▶ Task requirements:
Return each line containing the string "Trois".

▶ Supplied material:
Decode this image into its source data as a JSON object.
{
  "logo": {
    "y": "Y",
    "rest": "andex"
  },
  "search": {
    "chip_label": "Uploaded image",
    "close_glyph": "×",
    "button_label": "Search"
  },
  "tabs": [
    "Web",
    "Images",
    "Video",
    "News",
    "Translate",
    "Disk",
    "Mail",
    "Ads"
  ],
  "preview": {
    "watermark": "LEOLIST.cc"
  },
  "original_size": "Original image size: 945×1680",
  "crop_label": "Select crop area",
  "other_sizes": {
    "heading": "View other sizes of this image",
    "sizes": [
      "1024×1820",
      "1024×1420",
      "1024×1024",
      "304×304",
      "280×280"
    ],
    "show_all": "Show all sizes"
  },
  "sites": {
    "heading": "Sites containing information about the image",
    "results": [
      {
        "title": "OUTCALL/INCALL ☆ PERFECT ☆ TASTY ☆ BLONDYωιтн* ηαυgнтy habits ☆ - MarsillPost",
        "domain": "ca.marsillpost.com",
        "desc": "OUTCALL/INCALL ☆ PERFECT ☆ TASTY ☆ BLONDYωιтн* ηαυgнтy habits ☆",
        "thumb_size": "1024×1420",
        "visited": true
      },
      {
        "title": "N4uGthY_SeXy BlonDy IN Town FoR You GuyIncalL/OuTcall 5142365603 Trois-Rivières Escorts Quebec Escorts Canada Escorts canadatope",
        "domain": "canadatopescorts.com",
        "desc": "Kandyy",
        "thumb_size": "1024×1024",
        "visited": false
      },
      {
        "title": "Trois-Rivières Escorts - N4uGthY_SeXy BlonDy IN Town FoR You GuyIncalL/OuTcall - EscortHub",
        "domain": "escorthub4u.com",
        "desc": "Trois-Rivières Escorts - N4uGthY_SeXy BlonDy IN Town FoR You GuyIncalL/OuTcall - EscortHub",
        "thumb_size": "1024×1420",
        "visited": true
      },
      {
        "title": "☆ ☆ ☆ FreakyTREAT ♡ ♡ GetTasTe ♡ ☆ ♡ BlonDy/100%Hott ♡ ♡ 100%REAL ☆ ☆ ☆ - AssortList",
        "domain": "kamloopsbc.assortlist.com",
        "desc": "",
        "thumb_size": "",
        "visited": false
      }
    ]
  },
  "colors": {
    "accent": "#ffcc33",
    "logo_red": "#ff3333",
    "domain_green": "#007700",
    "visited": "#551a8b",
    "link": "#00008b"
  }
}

▶ Task response:
        "title": "N4uGthY_SeXy BlonDy IN Town FoR You GuyIncalL/OuTcall 5142365603 Trois-Rivières Escorts Quebec Escorts Canada Escorts canadatope",
        "title": "Trois-Rivières Escorts - N4uGthY_SeXy BlonDy IN Town FoR You GuyIncalL/OuTcall - EscortHub",
        "desc": "Trois-Rivières Escorts - N4uGthY_SeXy BlonDy IN Town FoR You GuyIncalL/OuTcall - EscortHub",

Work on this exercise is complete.